Short task:
Each line in the entries below that holds the string "fraction" is to be listed.

Extracted records:
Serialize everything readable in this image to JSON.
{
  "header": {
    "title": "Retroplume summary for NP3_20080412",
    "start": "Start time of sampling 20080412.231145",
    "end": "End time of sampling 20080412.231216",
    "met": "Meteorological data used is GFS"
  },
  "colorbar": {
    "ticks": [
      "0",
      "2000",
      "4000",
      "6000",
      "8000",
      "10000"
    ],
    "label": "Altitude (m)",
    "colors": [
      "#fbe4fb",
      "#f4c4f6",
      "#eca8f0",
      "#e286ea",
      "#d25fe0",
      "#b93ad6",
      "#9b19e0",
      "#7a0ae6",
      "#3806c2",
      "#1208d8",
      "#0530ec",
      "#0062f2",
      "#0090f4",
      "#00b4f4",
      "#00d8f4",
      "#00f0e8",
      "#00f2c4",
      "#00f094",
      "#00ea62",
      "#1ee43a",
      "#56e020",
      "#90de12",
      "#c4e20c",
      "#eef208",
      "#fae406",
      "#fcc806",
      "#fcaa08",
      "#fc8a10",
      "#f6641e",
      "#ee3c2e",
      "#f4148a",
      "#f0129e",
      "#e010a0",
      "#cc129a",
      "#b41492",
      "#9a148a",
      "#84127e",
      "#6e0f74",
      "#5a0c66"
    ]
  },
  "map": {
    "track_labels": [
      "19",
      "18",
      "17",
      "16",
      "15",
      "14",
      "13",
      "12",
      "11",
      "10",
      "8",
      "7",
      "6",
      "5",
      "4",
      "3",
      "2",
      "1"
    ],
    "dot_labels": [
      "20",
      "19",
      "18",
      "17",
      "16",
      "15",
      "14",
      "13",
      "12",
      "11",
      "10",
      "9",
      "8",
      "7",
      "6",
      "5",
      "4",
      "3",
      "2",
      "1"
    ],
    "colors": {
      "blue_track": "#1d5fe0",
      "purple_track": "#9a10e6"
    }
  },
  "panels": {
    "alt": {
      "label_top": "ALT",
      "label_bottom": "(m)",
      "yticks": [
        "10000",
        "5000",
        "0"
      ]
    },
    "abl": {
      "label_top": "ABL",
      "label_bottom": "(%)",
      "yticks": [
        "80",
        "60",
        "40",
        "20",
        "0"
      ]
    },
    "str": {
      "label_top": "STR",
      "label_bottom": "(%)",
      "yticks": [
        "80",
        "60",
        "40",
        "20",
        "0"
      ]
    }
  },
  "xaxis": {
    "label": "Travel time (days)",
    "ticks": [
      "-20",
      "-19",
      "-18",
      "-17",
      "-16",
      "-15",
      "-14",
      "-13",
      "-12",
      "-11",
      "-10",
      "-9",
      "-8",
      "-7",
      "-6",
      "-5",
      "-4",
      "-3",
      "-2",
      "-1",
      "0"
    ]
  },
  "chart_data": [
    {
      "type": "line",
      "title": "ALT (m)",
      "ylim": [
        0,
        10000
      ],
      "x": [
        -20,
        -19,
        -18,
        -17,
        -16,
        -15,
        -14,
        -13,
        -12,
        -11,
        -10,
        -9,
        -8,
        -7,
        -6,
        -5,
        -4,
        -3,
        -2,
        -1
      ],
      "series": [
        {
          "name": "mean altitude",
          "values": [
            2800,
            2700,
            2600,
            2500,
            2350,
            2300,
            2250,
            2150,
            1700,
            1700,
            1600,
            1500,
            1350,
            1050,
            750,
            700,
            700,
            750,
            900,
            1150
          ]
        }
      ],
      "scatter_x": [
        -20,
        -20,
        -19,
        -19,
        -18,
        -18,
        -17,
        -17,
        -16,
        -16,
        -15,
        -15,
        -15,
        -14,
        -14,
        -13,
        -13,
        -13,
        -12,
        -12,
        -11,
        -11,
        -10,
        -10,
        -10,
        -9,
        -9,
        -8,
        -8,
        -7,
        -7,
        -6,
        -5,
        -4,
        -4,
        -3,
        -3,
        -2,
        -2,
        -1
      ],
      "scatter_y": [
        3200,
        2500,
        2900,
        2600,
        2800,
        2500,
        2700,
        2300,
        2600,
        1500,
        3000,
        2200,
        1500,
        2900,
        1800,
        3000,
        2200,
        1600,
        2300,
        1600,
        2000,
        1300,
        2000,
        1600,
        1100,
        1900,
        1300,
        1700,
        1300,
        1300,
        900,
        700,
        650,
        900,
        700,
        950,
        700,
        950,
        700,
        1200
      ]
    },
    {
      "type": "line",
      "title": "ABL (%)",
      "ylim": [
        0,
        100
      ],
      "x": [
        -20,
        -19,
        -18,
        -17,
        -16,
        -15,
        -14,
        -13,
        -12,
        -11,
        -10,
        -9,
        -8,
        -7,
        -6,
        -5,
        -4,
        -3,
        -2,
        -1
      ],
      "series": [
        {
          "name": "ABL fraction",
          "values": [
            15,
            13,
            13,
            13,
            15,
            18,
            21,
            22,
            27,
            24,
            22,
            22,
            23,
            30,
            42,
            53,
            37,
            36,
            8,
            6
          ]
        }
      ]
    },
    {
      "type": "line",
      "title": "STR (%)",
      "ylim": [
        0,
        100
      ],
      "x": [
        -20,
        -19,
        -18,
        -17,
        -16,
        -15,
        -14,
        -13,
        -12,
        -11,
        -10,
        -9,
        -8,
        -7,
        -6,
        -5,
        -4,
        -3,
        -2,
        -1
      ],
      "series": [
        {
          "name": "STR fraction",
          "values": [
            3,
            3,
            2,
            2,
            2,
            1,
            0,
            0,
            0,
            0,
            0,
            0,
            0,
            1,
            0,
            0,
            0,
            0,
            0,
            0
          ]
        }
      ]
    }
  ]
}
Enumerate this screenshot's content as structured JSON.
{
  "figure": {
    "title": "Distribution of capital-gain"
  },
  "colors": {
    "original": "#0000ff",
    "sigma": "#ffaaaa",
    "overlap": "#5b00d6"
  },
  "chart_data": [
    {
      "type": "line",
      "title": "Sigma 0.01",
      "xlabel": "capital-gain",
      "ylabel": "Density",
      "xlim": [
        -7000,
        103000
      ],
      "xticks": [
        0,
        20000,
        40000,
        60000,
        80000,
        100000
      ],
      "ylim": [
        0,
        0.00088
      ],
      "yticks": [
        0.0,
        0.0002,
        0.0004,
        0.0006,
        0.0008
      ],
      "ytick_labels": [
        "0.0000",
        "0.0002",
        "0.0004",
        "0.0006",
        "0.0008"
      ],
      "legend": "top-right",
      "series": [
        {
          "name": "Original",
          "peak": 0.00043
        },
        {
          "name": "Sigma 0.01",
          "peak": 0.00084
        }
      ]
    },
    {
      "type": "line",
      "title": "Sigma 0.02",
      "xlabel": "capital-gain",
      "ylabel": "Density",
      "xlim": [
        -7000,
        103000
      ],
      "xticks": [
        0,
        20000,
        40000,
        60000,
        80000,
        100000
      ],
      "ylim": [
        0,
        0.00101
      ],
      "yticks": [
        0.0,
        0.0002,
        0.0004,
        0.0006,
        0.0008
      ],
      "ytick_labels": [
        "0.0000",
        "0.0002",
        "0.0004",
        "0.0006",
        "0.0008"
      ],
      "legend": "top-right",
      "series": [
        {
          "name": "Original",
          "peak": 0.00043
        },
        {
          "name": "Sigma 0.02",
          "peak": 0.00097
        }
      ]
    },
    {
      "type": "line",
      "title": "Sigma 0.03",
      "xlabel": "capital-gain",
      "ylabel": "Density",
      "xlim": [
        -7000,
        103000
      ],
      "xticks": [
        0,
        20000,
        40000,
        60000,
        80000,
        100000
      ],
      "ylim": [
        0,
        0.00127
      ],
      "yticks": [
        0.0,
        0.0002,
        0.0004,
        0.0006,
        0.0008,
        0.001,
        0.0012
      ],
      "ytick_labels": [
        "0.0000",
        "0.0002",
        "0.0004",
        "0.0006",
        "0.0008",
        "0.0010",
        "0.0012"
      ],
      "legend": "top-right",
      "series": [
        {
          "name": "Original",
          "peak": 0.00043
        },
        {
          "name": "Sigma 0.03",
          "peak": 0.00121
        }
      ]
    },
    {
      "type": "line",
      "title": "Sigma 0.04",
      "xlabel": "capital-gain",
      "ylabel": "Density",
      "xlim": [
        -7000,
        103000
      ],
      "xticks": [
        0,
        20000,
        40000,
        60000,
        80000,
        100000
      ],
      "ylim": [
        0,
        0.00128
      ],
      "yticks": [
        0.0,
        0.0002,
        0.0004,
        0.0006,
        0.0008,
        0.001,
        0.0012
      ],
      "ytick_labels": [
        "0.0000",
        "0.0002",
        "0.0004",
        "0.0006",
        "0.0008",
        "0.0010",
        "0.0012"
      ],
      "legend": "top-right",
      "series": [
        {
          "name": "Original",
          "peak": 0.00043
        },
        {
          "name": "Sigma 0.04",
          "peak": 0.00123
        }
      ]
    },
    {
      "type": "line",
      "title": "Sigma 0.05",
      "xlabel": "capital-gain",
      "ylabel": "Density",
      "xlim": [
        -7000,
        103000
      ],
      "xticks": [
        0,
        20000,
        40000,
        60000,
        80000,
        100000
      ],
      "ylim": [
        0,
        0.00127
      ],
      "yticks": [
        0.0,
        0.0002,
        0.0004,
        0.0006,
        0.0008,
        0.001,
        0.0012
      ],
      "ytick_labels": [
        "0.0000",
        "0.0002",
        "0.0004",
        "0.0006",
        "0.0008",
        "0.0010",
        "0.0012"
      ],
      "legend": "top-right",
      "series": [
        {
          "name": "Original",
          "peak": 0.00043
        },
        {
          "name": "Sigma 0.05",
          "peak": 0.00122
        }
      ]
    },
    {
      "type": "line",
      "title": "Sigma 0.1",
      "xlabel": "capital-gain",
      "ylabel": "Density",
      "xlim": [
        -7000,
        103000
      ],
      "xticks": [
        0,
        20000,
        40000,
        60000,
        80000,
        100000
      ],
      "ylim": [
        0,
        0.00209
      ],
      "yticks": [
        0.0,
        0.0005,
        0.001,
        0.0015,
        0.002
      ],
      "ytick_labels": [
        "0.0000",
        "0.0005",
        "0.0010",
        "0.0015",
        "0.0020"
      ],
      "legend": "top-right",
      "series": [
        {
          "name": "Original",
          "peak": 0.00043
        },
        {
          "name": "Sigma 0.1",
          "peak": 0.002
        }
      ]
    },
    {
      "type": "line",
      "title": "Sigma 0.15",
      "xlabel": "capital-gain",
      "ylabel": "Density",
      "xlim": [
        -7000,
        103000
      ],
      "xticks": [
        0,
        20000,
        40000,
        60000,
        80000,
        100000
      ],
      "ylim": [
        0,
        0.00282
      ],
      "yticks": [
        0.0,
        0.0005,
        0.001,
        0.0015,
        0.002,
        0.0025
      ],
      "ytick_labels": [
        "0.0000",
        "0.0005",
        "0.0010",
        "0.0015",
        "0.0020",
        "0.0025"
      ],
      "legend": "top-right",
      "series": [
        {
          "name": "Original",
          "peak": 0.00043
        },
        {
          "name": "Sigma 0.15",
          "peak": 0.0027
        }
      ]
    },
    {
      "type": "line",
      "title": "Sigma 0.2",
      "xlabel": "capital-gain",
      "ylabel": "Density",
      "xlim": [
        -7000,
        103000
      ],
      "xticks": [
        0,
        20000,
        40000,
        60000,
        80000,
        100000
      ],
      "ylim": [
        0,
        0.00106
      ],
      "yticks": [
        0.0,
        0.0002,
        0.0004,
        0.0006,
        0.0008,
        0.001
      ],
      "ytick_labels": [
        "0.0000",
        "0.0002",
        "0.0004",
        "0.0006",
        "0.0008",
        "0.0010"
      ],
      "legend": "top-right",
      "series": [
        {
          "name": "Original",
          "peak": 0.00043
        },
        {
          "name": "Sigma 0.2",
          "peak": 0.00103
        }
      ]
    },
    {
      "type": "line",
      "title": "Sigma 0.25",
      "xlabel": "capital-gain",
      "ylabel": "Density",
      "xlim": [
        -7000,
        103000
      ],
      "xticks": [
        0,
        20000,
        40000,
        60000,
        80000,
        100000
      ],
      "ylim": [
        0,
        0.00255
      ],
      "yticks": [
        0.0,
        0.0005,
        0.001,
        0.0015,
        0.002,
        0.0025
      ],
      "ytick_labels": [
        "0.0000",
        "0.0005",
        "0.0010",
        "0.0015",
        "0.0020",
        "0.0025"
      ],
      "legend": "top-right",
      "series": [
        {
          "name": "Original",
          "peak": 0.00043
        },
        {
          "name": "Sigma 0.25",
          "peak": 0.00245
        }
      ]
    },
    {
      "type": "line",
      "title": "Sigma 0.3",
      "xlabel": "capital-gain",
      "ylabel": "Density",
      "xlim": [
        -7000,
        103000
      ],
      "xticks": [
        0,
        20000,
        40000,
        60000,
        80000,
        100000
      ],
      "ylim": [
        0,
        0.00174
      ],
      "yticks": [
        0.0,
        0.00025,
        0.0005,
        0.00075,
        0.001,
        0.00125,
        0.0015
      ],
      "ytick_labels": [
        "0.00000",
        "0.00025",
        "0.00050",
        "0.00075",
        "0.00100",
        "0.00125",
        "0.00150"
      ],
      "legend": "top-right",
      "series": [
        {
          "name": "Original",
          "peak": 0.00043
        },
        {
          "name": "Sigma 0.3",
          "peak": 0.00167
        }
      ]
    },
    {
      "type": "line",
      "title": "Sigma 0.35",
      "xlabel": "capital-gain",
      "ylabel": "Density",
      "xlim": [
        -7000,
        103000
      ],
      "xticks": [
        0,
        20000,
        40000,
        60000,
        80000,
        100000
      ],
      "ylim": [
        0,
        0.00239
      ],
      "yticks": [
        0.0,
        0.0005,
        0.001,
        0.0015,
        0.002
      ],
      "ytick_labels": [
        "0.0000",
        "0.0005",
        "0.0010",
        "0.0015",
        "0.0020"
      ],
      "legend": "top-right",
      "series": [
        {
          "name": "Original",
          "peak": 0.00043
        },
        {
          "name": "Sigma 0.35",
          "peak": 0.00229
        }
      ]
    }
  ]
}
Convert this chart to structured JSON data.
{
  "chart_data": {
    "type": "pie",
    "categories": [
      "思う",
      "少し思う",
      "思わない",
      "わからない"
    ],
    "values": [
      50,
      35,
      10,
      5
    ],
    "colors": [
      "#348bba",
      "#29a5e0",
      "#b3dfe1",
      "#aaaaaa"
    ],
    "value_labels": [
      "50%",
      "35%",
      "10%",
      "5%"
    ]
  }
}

Exercise solution:
          "name": "ABL fraction",
          "name": "STR fraction",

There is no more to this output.